(Source records)
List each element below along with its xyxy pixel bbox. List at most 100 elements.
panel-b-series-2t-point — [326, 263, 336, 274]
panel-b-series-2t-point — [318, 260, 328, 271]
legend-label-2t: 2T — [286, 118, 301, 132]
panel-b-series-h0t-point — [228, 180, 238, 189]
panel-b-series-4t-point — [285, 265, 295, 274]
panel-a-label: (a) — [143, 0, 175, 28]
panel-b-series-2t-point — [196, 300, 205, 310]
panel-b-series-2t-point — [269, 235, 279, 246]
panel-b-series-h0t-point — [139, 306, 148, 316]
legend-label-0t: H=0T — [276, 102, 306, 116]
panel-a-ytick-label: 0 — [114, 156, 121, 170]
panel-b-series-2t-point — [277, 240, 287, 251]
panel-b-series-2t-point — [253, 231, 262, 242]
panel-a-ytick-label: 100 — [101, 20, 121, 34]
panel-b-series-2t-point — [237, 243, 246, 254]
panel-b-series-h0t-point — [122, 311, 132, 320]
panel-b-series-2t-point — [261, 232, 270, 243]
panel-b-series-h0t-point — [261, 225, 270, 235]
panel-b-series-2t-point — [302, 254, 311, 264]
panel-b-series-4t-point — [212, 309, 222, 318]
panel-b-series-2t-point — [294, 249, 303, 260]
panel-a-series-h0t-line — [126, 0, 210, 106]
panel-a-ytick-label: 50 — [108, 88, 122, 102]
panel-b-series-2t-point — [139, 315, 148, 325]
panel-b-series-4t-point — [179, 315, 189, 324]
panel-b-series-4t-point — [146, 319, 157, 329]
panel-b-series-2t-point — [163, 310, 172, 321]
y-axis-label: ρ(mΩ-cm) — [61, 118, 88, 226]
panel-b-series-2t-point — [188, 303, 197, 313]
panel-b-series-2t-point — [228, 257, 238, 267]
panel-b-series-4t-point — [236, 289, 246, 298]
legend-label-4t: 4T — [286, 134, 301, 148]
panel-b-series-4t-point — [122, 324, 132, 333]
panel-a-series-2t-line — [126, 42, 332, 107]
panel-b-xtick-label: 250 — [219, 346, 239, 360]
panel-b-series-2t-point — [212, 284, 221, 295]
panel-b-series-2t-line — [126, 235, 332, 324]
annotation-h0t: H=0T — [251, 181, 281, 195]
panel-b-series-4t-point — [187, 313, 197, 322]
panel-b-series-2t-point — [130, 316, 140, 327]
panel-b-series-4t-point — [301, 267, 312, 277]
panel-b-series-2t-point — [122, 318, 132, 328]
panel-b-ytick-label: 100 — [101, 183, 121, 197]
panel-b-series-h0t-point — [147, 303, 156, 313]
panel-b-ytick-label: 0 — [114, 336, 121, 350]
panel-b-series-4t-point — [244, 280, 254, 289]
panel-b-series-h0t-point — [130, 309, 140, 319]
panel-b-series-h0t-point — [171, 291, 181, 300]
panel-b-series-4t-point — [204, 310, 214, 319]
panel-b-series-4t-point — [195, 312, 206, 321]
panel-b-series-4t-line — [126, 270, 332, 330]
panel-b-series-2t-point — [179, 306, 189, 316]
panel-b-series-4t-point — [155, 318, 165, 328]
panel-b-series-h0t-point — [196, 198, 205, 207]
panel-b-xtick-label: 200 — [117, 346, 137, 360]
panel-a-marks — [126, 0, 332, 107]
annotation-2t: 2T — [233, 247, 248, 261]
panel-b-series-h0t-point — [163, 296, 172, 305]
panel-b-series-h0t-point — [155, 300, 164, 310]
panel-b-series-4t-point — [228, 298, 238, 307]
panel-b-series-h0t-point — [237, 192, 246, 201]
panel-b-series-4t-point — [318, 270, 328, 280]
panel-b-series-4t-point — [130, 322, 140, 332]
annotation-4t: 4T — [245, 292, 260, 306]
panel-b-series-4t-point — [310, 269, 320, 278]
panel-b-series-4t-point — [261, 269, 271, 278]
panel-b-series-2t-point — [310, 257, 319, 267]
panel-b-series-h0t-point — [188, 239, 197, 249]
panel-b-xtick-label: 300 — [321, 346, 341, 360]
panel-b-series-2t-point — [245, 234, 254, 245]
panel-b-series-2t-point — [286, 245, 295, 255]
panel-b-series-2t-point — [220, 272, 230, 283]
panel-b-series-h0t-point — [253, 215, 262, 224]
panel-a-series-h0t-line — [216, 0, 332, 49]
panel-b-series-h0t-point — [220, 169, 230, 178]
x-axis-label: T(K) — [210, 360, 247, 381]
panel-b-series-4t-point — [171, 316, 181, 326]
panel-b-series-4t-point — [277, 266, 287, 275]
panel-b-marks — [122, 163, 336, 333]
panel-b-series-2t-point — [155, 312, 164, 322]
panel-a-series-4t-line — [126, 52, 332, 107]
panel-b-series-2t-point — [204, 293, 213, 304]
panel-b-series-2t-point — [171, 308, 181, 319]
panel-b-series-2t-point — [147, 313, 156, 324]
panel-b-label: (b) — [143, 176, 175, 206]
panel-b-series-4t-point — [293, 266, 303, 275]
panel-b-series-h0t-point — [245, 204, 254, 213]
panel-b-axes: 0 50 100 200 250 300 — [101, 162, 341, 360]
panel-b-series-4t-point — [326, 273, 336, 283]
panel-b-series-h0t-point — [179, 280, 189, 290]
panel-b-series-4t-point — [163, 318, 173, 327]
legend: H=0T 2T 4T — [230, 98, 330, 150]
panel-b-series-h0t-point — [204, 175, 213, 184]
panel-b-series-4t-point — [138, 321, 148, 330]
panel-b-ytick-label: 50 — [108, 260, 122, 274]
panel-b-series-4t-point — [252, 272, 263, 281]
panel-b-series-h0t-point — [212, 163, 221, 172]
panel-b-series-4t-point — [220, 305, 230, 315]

Exercise brief: Reproduce the entries above line for line, with no changes.

Response to this task:
List each element below along with its xyxy pixel bbox. List at most 100 elements.
panel-b-series-2t-point — [326, 263, 336, 274]
panel-b-series-2t-point — [318, 260, 328, 271]
legend-label-2t: 2T — [286, 118, 301, 132]
panel-b-series-h0t-point — [228, 180, 238, 189]
panel-b-series-4t-point — [285, 265, 295, 274]
panel-a-label: (a) — [143, 0, 175, 28]
panel-b-series-2t-point — [196, 300, 205, 310]
panel-b-series-2t-point — [269, 235, 279, 246]
panel-b-series-h0t-point — [139, 306, 148, 316]
legend-label-0t: H=0T — [276, 102, 306, 116]
panel-a-ytick-label: 0 — [114, 156, 121, 170]
panel-b-series-2t-point — [277, 240, 287, 251]
panel-b-series-2t-point — [253, 231, 262, 242]
panel-a-ytick-label: 100 — [101, 20, 121, 34]
panel-b-series-2t-point — [237, 243, 246, 254]
panel-b-series-h0t-point — [122, 311, 132, 320]
panel-b-series-2t-point — [261, 232, 270, 243]
panel-b-series-h0t-point — [261, 225, 270, 235]
panel-b-series-2t-point — [302, 254, 311, 264]
panel-b-series-4t-point — [212, 309, 222, 318]
panel-b-series-2t-point — [294, 249, 303, 260]
panel-a-series-h0t-line — [126, 0, 210, 106]
panel-a-ytick-label: 50 — [108, 88, 122, 102]
panel-b-series-2t-point — [139, 315, 148, 325]
panel-b-series-4t-point — [179, 315, 189, 324]
panel-b-series-4t-point — [146, 319, 157, 329]
panel-b-series-2t-point — [163, 310, 172, 321]
y-axis-label: ρ(mΩ-cm) — [61, 118, 88, 226]
panel-b-series-2t-point — [188, 303, 197, 313]
panel-b-series-2t-point — [228, 257, 238, 267]
panel-b-series-4t-point — [236, 289, 246, 298]
legend-label-4t: 4T — [286, 134, 301, 148]
panel-b-series-4t-point — [122, 324, 132, 333]
panel-a-series-2t-line — [126, 42, 332, 107]
panel-b-xtick-label: 250 — [219, 346, 239, 360]
panel-b-series-2t-point — [212, 284, 221, 295]
panel-b-series-2t-line — [126, 235, 332, 324]
annotation-h0t: H=0T — [251, 181, 281, 195]
panel-b-series-4t-point — [187, 313, 197, 322]
panel-b-series-2t-point — [130, 316, 140, 327]
panel-b-series-4t-point — [301, 267, 312, 277]
panel-b-series-2t-point — [122, 318, 132, 328]
panel-b-ytick-label: 100 — [101, 183, 121, 197]
panel-b-series-h0t-point — [147, 303, 156, 313]
panel-b-ytick-label: 0 — [114, 336, 121, 350]
panel-b-series-4t-point — [244, 280, 254, 289]
panel-b-series-h0t-point — [130, 309, 140, 319]
panel-b-series-h0t-point — [171, 291, 181, 300]
panel-b-series-4t-point — [204, 310, 214, 319]
panel-b-series-4t-point — [195, 312, 206, 321]
panel-b-series-4t-line — [126, 270, 332, 330]
panel-b-series-2t-point — [179, 306, 189, 316]
panel-b-series-4t-point — [155, 318, 165, 328]
panel-b-series-h0t-point — [196, 198, 205, 207]
panel-b-xtick-label: 200 — [117, 346, 137, 360]
panel-a-marks — [126, 0, 332, 107]
annotation-2t: 2T — [233, 247, 248, 261]
panel-b-series-h0t-point — [163, 296, 172, 305]
panel-b-series-h0t-point — [155, 300, 164, 310]
panel-b-series-4t-point — [228, 298, 238, 307]
panel-b-series-h0t-point — [237, 192, 246, 201]
panel-b-series-4t-point — [318, 270, 328, 280]
panel-b-series-4t-point — [130, 322, 140, 332]
annotation-4t: 4T — [245, 292, 260, 306]
panel-b-series-4t-point — [310, 269, 320, 278]
panel-b-series-4t-point — [261, 269, 271, 278]
panel-b-series-2t-point — [310, 257, 319, 267]
panel-b-series-h0t-point — [188, 239, 197, 249]
panel-b-xtick-label: 300 — [321, 346, 341, 360]
panel-b-series-2t-point — [245, 234, 254, 245]
panel-b-series-2t-point — [286, 245, 295, 255]
panel-b-series-2t-point — [220, 272, 230, 283]
panel-b-series-h0t-point — [253, 215, 262, 224]
panel-a-series-h0t-line — [216, 0, 332, 49]
panel-b-series-h0t-point — [220, 169, 230, 178]
x-axis-label: T(K) — [210, 360, 247, 381]
panel-b-series-4t-point — [171, 316, 181, 326]
panel-b-series-4t-point — [277, 266, 287, 275]
panel-b-marks — [122, 163, 336, 333]
panel-b-series-2t-point — [155, 312, 164, 322]
panel-a-series-4t-line — [126, 52, 332, 107]
panel-b-series-2t-point — [204, 293, 213, 304]
panel-b-series-2t-point — [171, 308, 181, 319]
panel-b-series-2t-point — [147, 313, 156, 324]
panel-b-label: (b) — [143, 176, 175, 206]
panel-b-series-4t-point — [293, 266, 303, 275]
panel-b-series-h0t-point — [245, 204, 254, 213]
panel-b-axes: 0 50 100 200 250 300 — [101, 162, 341, 360]
panel-b-series-4t-point — [326, 273, 336, 283]
panel-b-series-h0t-point — [179, 280, 189, 290]
panel-b-series-4t-point — [163, 318, 173, 327]
legend: H=0T 2T 4T — [230, 98, 330, 150]
panel-b-series-h0t-point — [204, 175, 213, 184]
panel-b-series-4t-point — [138, 321, 148, 330]
panel-b-ytick-label: 50 — [108, 260, 122, 274]
panel-b-series-4t-point — [252, 272, 263, 281]
panel-b-series-h0t-point — [212, 163, 221, 172]
panel-b-series-4t-point — [220, 305, 230, 315]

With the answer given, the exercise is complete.